(Dataset items)
______________________________

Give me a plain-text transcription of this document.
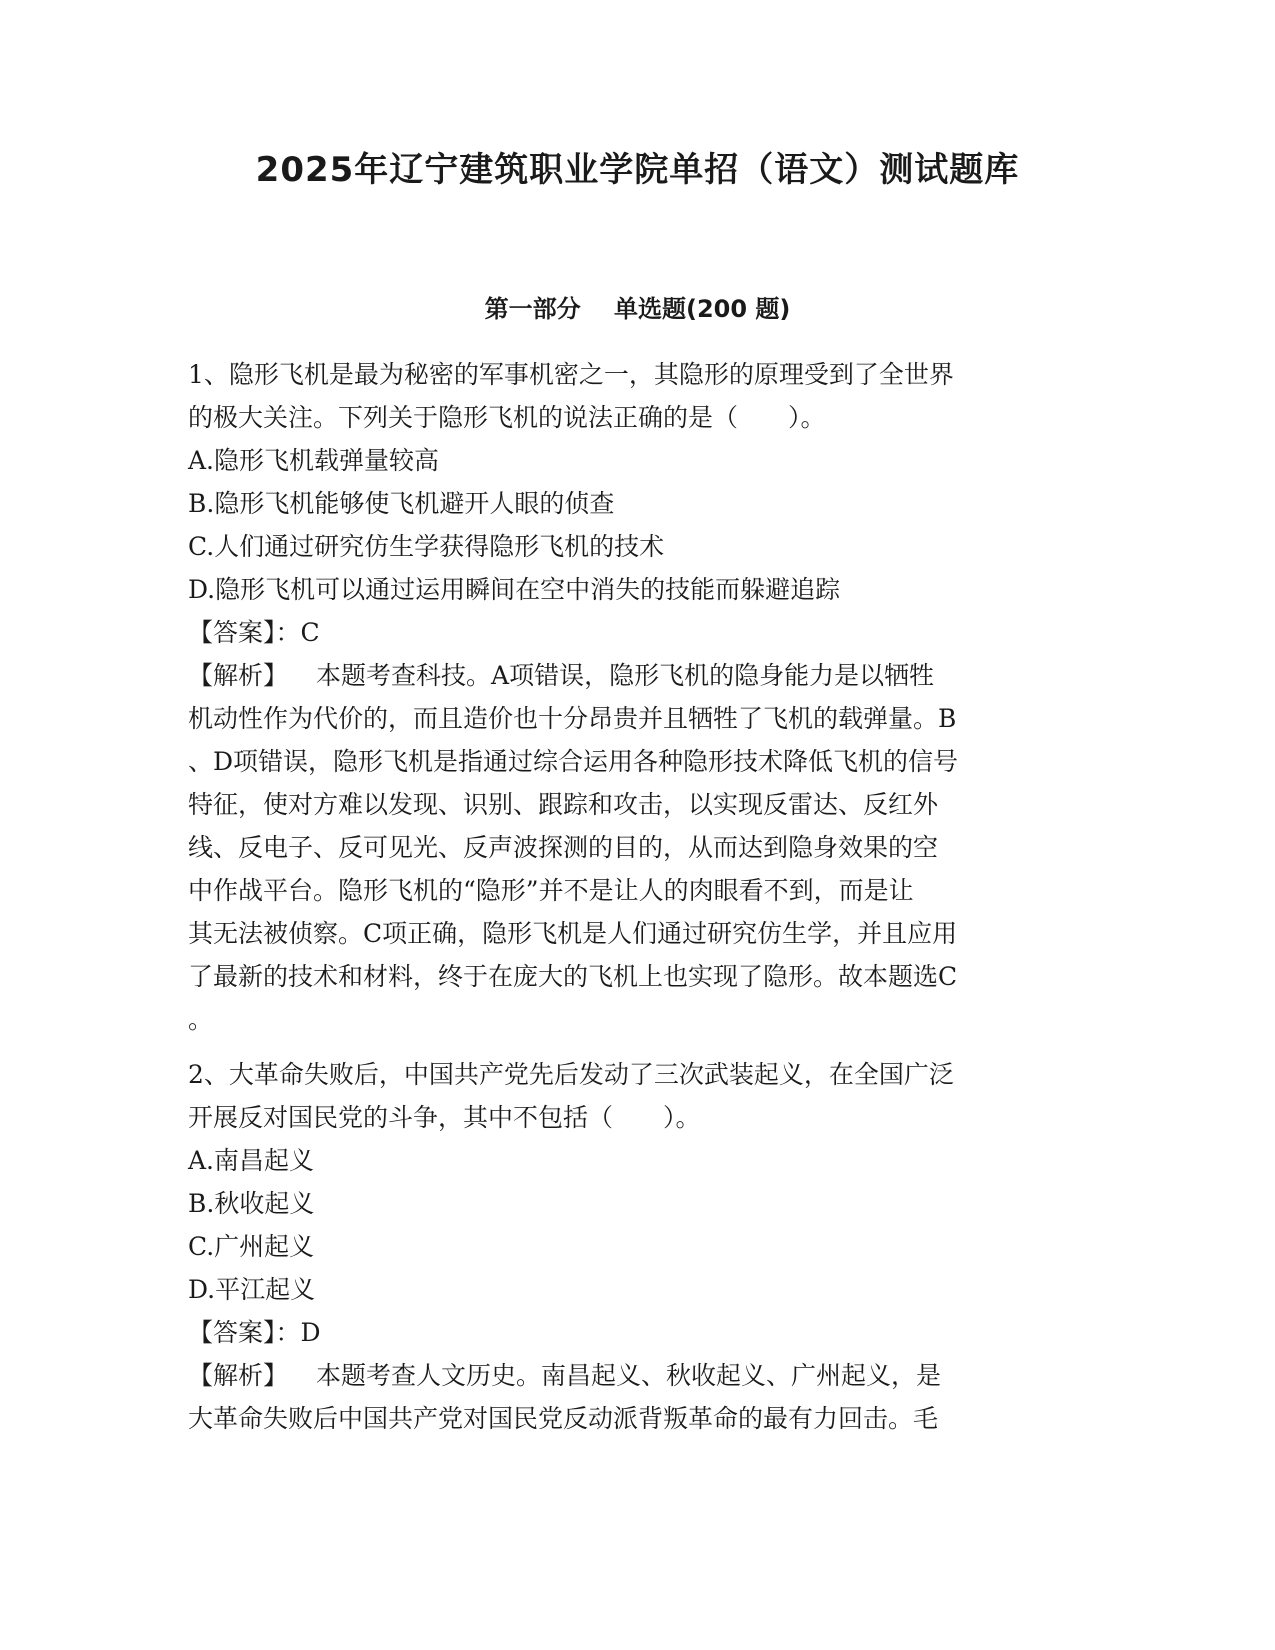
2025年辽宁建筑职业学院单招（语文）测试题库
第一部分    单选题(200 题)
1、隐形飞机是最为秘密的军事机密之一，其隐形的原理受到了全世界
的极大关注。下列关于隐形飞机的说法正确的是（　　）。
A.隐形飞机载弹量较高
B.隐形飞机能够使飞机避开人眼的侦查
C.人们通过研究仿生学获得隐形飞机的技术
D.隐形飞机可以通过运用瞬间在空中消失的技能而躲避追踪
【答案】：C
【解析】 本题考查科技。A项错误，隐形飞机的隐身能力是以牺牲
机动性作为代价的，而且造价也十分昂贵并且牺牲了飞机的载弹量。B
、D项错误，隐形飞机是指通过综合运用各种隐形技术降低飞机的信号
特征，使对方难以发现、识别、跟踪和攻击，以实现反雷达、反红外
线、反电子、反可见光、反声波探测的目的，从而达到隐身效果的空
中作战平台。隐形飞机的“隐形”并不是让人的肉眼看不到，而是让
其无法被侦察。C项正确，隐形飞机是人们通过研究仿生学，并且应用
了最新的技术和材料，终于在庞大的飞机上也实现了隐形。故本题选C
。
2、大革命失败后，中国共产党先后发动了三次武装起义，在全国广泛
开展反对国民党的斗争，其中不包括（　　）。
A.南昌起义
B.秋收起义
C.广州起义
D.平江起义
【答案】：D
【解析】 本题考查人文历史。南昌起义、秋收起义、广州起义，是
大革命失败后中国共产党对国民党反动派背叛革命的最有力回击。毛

______________________________

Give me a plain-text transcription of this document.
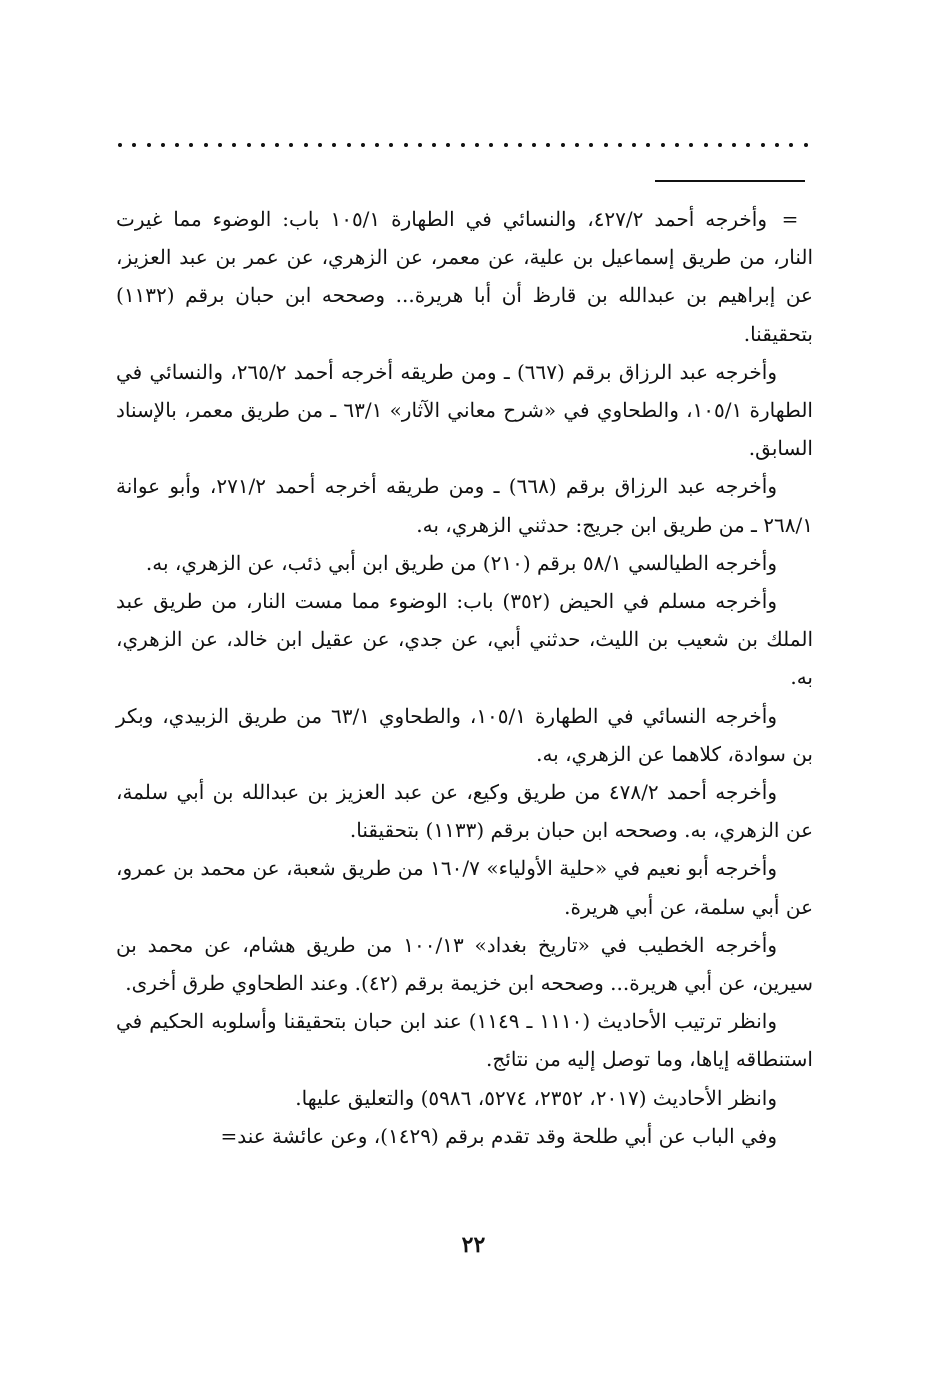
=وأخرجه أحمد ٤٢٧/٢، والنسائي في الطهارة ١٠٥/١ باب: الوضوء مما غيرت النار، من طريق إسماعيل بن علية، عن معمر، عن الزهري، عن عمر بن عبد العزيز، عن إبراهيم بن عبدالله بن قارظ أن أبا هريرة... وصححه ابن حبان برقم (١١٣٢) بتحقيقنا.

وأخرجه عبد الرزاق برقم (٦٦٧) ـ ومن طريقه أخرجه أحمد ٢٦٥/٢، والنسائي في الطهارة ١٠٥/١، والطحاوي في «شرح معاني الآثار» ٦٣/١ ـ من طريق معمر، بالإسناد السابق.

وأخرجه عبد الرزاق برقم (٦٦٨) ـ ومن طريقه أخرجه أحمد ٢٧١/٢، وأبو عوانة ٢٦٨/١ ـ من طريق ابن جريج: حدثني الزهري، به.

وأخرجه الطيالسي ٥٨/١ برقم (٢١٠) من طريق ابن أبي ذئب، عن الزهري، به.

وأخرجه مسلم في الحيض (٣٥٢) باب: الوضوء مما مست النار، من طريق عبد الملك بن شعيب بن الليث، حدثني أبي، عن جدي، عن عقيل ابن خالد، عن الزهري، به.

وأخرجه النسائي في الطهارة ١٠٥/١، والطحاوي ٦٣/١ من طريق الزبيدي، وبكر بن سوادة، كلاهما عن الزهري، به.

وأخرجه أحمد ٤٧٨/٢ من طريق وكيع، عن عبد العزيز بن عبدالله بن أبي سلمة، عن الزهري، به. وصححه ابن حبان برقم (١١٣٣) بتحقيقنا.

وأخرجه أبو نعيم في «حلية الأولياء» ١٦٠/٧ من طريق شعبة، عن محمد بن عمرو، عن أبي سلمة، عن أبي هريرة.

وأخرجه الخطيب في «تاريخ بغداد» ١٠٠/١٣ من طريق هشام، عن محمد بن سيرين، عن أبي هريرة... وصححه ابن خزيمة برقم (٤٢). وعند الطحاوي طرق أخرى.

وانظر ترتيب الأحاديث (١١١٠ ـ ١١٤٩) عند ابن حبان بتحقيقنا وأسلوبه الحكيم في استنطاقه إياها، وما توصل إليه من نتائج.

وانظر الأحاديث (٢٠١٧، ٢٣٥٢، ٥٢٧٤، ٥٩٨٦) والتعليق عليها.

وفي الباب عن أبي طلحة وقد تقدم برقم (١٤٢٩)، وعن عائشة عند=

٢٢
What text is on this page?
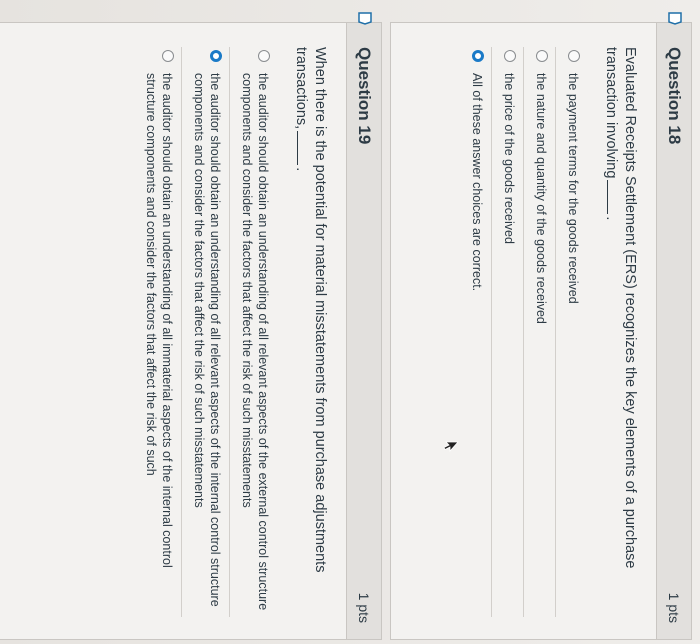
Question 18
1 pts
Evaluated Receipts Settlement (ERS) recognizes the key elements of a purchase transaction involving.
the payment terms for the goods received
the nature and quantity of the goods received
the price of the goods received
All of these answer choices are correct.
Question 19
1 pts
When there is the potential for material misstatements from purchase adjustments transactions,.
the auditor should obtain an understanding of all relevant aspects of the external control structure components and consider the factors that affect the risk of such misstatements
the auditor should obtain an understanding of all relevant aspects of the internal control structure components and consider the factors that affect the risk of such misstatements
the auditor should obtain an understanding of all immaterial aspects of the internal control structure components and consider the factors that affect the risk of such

______________________________

DIRECTIONS FOR THIS TASK. Using the records above, list each line that includes "auditor".

REPLY TO THE EXERCISE.
the auditor should obtain an understanding of all relevant aspects of the external control structure components and consider the factors that affect the risk of such misstatements
the auditor should obtain an understanding of all relevant aspects of the internal control structure components and consider the factors that affect the risk of such misstatements
the auditor should obtain an understanding of all immaterial aspects of the internal control structure components and consider the factors that affect the risk of such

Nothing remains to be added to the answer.